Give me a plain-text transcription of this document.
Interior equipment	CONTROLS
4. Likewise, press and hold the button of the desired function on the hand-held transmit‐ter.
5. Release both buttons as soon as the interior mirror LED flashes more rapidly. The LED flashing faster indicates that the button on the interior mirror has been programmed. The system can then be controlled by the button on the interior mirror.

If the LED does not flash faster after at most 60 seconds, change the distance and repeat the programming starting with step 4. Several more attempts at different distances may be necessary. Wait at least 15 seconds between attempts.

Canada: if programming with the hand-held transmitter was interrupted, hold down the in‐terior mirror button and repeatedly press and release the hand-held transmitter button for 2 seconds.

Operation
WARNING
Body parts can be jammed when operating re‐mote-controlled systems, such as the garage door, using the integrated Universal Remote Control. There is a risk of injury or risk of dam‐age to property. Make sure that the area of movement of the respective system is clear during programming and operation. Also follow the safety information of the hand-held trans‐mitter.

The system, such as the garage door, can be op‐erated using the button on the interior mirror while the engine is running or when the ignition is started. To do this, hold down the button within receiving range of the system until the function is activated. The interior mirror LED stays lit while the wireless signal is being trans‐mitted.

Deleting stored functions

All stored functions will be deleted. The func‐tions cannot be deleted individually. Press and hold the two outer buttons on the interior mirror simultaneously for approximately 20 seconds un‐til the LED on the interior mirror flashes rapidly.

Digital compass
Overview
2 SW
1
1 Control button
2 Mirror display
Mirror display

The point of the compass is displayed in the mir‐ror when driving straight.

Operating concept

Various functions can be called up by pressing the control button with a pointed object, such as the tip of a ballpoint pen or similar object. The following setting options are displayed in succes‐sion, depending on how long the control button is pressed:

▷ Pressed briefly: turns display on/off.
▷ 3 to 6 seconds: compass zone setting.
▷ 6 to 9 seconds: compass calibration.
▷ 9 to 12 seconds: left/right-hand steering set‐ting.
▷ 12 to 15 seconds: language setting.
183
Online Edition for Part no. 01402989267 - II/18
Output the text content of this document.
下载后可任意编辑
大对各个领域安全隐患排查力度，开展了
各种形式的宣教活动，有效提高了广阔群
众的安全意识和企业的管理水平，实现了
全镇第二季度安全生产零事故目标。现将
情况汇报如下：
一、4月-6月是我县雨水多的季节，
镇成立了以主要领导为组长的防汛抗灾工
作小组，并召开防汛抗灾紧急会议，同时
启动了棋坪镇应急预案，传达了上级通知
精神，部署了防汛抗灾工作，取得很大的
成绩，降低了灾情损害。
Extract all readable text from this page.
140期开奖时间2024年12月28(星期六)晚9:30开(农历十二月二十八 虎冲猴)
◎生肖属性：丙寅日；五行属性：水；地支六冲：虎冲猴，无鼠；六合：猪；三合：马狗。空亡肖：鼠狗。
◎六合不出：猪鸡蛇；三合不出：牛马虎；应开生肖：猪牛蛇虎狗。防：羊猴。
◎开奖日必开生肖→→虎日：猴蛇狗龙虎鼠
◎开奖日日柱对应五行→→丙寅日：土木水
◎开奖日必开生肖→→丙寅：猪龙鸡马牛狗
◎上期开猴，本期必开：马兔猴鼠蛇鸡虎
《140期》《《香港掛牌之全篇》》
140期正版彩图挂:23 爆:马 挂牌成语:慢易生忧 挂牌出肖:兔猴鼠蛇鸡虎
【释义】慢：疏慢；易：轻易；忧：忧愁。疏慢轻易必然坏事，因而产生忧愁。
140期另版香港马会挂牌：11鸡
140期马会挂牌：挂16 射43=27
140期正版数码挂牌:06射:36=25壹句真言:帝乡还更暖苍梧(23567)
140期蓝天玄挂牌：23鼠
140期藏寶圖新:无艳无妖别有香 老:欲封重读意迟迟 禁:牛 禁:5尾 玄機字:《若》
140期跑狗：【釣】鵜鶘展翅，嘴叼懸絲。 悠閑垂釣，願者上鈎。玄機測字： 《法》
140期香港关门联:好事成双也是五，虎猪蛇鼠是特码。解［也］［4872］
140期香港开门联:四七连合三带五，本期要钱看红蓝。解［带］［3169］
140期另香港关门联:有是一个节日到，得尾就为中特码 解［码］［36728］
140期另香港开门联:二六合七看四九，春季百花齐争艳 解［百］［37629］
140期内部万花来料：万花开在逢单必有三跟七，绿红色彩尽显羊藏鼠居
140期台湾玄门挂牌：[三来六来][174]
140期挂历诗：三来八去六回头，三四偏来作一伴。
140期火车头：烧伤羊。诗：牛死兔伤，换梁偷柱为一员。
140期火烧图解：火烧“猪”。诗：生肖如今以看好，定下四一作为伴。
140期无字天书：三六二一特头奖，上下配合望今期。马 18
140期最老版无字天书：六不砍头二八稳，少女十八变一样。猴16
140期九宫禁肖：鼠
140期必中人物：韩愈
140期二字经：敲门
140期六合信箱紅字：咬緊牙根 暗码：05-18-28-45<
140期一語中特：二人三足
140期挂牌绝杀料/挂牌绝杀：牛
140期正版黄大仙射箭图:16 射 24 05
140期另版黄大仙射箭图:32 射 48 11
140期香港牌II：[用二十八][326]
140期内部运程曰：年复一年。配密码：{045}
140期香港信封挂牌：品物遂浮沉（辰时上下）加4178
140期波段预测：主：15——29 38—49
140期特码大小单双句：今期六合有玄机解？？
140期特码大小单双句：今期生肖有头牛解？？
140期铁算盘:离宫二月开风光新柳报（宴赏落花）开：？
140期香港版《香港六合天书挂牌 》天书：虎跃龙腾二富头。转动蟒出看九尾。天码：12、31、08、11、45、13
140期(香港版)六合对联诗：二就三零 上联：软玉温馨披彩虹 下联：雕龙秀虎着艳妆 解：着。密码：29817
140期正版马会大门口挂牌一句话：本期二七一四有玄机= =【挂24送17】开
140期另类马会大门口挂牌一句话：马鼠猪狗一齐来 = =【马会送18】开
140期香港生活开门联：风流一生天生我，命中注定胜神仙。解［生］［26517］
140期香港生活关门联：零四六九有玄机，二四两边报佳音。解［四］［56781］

++++++++++++++++++++

* _Exercise task_: Each line with the string "flashes" in it needs to be found and copied.

* _Solution for this task_:
5. Release both buttons as soon as the interior mirror LED flashes more rapidly. The LED flashing faster indicates that the button on the interior mirror has been programmed. The system can then be controlled by the button on the interior mirror.
All stored functions will be deleted. The func‐tions cannot be deleted individually. Press and hold the two outer buttons on the interior mirror simultaneously for approximately 20 seconds un‐til the LED on the interior mirror flashes rapidly.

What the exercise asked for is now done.